▸ **Exercise data**:
****************
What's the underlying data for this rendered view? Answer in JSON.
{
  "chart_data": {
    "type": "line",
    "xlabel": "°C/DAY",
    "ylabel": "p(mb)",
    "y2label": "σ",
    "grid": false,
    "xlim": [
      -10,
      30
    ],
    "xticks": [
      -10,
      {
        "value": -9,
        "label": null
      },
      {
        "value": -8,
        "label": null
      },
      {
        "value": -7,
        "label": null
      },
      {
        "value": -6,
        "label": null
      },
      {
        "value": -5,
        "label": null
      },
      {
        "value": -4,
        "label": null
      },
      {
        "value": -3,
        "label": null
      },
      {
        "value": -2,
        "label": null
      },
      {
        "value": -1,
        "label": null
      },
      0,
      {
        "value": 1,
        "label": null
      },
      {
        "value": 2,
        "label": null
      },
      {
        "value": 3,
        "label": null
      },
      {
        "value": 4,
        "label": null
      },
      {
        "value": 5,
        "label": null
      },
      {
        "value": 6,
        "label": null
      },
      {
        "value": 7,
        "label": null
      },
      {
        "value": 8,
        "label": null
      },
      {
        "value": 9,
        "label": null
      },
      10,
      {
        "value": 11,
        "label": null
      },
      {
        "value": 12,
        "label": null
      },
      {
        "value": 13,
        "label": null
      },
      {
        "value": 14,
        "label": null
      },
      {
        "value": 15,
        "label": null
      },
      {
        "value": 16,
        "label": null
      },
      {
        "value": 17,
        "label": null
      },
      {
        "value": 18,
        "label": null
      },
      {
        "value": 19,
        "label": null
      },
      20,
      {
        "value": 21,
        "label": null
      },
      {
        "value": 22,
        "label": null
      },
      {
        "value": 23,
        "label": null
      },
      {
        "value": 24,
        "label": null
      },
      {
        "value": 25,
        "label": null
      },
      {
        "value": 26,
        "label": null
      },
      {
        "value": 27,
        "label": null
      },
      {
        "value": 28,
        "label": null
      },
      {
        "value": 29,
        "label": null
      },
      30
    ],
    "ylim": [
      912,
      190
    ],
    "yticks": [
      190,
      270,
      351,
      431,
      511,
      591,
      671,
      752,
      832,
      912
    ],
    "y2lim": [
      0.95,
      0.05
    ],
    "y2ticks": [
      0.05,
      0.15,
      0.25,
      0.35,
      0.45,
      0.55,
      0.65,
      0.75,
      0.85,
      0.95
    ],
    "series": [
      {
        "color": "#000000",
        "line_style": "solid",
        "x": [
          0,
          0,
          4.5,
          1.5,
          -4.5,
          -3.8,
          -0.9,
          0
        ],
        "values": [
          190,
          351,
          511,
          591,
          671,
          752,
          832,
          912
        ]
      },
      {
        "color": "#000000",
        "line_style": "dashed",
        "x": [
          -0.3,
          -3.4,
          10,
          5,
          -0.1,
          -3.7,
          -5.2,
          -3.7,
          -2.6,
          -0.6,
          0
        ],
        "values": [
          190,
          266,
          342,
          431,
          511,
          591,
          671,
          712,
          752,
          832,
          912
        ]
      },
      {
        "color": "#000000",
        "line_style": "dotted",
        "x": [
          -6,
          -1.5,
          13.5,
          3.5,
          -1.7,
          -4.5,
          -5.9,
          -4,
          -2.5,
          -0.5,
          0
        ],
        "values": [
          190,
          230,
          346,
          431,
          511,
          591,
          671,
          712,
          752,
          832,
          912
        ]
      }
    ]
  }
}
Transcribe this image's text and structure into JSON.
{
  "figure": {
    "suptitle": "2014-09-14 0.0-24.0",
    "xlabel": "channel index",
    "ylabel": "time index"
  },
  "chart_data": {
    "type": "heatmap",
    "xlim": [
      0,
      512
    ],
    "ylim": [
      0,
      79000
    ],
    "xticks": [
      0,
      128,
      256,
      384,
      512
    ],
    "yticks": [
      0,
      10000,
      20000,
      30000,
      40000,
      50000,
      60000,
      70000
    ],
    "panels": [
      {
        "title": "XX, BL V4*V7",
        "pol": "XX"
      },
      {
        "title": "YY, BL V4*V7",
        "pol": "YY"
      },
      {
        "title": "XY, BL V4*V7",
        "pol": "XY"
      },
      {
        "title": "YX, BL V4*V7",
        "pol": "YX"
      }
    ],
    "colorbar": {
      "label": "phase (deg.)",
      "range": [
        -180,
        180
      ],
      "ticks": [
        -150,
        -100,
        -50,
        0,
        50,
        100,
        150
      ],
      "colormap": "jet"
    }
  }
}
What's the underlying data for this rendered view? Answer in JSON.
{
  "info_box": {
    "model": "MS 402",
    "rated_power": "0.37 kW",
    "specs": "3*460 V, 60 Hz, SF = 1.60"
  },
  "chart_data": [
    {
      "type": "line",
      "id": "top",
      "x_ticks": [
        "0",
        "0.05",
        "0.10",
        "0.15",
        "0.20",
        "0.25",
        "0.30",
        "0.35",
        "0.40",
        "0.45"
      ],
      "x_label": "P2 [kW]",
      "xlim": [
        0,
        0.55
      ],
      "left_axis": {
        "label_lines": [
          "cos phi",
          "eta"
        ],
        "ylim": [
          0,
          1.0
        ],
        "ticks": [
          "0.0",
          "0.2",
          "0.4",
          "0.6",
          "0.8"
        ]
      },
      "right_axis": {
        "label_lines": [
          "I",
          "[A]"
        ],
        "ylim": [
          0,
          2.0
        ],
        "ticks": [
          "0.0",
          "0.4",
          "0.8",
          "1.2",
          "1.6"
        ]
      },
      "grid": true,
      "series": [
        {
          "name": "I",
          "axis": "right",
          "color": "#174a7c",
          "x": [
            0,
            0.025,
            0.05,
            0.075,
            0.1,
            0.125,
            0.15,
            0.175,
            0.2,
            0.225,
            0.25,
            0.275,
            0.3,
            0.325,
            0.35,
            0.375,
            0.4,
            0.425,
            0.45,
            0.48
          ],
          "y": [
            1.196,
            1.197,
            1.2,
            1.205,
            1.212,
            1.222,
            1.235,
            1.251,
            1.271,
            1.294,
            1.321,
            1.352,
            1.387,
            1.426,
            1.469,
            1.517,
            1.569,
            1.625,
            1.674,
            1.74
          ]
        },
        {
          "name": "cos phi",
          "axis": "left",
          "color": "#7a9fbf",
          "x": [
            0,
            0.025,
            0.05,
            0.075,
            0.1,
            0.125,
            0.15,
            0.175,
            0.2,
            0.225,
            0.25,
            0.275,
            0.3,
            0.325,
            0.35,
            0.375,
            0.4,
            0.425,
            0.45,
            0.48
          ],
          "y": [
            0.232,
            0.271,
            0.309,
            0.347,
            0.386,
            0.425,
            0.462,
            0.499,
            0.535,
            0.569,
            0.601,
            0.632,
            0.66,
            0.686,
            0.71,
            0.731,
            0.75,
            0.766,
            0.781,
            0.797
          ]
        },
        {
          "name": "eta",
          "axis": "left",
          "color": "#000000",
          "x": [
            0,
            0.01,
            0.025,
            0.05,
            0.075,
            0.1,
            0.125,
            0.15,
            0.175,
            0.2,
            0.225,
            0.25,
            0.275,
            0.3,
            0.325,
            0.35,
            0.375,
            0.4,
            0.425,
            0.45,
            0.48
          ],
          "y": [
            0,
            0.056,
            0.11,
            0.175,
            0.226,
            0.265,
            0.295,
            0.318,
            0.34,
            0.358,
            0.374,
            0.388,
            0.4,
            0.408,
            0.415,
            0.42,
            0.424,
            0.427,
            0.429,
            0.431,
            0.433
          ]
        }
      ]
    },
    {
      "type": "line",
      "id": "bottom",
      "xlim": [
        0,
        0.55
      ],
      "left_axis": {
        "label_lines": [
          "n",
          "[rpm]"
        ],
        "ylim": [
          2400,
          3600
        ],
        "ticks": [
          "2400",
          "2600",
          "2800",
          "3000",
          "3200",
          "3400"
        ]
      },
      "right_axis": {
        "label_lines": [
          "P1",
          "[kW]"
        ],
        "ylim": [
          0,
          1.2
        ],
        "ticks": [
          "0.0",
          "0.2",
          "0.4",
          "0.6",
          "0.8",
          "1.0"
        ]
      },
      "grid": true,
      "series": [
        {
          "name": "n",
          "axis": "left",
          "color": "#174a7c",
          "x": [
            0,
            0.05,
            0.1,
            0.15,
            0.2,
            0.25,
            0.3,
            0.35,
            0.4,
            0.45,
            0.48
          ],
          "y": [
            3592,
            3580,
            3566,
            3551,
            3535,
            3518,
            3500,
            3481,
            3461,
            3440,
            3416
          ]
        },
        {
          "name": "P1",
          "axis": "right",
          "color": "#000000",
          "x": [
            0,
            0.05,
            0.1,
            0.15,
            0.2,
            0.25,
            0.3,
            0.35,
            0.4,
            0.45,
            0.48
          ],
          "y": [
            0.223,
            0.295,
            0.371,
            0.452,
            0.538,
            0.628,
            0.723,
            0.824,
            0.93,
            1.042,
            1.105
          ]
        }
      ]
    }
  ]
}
****************
▸ **Exercise description**:
Across all the entries, count the lines that contain the word "name" and give the number by itself.

▸ **Task answer**:
5